== Task to carry out ==
What is the number of lines in the entries that include the word "this"? Respond with the number only.

## Begin The records

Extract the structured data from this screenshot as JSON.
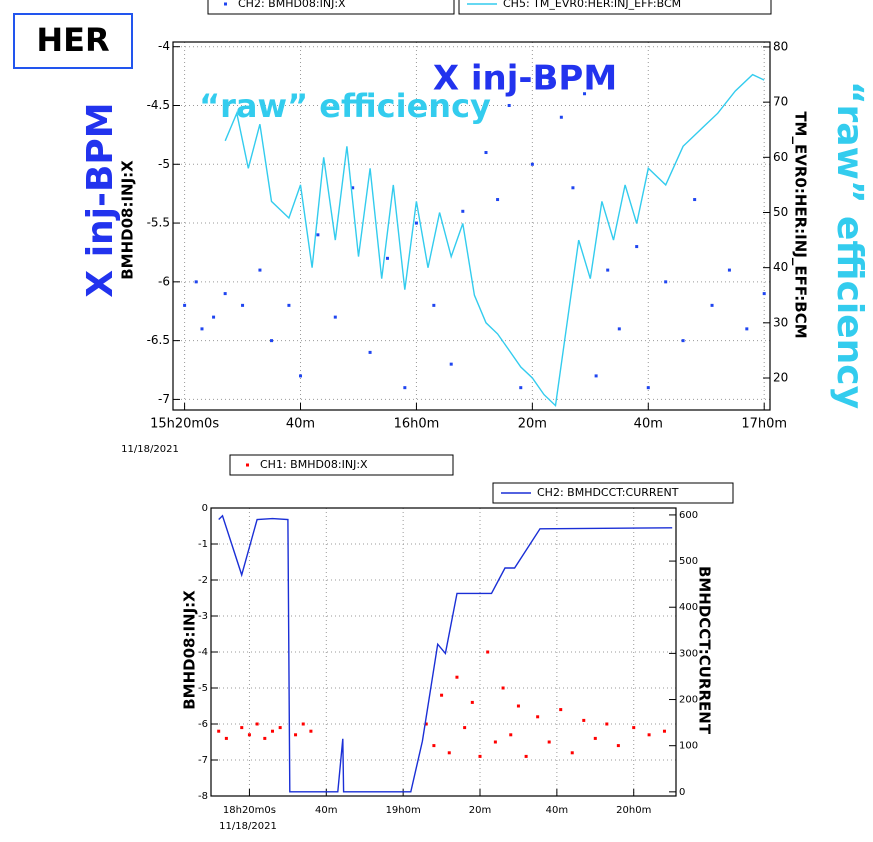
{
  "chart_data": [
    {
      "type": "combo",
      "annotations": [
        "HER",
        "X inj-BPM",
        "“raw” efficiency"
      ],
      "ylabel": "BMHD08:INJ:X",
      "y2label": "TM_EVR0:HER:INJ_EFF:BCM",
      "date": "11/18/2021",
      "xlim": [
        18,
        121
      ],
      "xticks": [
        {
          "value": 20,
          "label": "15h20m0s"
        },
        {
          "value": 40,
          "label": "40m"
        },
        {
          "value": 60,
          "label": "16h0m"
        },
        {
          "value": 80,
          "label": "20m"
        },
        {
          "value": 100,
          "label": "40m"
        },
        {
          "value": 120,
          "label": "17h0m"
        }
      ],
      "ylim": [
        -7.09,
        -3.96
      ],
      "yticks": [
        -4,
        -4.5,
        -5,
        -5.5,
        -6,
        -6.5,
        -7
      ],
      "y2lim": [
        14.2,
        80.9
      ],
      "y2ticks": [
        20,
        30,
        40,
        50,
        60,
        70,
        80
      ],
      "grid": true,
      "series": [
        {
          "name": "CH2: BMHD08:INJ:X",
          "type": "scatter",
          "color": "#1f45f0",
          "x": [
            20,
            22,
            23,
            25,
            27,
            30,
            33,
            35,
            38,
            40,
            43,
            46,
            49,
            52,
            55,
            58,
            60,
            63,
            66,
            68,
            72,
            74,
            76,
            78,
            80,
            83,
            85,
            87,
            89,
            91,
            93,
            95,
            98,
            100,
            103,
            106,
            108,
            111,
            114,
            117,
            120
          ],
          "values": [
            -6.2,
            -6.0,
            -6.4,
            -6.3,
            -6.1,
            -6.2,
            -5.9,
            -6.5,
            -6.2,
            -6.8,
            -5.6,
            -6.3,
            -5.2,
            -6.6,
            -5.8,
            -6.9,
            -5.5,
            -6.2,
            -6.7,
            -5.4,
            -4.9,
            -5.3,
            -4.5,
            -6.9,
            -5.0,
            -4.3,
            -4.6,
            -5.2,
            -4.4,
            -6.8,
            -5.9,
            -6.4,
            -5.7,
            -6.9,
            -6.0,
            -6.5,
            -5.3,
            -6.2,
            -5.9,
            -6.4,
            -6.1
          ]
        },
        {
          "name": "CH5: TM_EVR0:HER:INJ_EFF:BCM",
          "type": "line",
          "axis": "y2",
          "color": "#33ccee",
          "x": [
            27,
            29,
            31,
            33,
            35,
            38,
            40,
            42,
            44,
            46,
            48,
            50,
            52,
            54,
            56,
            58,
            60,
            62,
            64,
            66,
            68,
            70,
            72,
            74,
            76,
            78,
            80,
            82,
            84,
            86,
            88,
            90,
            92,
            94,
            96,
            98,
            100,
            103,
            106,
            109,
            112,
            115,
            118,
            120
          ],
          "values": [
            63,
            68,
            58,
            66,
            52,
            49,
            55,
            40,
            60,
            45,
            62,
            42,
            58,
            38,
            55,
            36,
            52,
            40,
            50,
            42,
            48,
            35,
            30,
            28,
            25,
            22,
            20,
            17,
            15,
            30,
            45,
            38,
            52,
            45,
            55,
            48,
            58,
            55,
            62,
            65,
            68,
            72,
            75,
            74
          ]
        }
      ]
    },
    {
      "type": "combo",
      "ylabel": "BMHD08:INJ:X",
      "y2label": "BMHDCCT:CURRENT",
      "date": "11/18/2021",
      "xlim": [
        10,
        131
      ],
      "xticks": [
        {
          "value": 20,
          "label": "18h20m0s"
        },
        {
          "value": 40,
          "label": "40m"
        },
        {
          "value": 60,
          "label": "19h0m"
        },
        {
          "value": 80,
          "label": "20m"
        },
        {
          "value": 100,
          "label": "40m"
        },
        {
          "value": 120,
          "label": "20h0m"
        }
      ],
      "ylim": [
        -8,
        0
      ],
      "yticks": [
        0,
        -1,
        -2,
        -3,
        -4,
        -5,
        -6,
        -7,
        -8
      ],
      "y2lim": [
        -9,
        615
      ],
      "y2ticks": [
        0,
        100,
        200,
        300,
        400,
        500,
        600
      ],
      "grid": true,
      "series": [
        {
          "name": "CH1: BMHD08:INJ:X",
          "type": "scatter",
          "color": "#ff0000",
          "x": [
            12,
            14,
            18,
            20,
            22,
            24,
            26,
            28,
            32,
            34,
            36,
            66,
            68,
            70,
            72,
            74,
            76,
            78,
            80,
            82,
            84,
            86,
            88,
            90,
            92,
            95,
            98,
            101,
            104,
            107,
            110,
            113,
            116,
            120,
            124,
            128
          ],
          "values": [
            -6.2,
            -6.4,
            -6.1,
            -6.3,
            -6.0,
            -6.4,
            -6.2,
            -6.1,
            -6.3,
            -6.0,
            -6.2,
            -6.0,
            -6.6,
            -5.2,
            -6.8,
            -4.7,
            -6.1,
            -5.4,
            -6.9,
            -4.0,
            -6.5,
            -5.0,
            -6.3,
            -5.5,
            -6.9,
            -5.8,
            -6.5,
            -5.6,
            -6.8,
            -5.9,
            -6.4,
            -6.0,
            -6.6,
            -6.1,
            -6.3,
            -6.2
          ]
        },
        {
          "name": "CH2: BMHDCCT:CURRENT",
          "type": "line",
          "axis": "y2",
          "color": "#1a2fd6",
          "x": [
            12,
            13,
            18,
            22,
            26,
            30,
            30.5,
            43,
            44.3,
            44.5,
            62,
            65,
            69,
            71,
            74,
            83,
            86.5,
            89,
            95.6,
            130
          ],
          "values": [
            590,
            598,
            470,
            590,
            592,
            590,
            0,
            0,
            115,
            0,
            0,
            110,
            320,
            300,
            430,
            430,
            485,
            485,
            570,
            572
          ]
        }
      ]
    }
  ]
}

## End The records
## Begin The records

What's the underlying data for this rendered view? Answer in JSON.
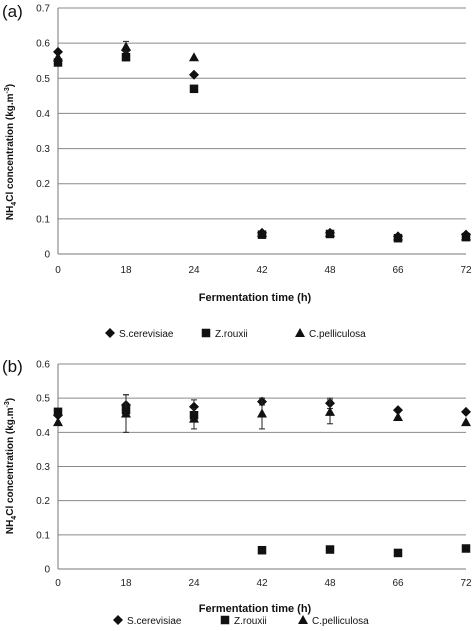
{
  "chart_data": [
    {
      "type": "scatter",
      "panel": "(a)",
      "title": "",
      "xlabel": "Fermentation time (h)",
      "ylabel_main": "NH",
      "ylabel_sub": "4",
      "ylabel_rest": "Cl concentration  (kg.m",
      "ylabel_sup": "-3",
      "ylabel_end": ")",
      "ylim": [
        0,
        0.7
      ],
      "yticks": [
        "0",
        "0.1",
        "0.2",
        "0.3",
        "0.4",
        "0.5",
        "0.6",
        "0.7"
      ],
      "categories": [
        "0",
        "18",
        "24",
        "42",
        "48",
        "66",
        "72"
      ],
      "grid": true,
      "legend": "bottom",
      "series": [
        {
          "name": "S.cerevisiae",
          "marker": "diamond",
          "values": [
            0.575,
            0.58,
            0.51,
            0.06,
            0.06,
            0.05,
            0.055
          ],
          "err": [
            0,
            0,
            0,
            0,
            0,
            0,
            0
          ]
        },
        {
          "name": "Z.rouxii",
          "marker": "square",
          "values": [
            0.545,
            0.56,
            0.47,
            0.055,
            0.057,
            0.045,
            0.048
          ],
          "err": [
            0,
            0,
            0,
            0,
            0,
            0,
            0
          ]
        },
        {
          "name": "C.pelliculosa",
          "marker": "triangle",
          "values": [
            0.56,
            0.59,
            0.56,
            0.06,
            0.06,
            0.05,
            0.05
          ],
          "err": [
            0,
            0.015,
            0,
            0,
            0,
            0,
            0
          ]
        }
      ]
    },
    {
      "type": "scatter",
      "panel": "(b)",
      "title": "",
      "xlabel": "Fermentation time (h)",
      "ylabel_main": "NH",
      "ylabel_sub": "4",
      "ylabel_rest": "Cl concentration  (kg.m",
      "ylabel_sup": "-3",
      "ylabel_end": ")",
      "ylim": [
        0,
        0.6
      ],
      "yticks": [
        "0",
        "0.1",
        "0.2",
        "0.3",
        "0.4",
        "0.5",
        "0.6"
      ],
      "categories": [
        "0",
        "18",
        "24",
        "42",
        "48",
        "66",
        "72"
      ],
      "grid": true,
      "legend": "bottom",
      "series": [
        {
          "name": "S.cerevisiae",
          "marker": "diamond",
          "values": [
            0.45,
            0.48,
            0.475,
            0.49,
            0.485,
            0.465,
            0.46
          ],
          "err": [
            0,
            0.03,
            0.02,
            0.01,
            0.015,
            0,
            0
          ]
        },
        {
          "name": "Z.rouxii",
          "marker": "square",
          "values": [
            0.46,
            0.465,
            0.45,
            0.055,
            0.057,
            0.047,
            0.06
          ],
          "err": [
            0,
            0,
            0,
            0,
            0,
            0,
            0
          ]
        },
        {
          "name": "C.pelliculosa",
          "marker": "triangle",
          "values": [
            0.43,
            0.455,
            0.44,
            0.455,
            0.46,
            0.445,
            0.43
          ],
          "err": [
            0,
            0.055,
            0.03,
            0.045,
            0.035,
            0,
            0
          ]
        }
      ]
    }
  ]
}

## End The records

== Written solution ==
2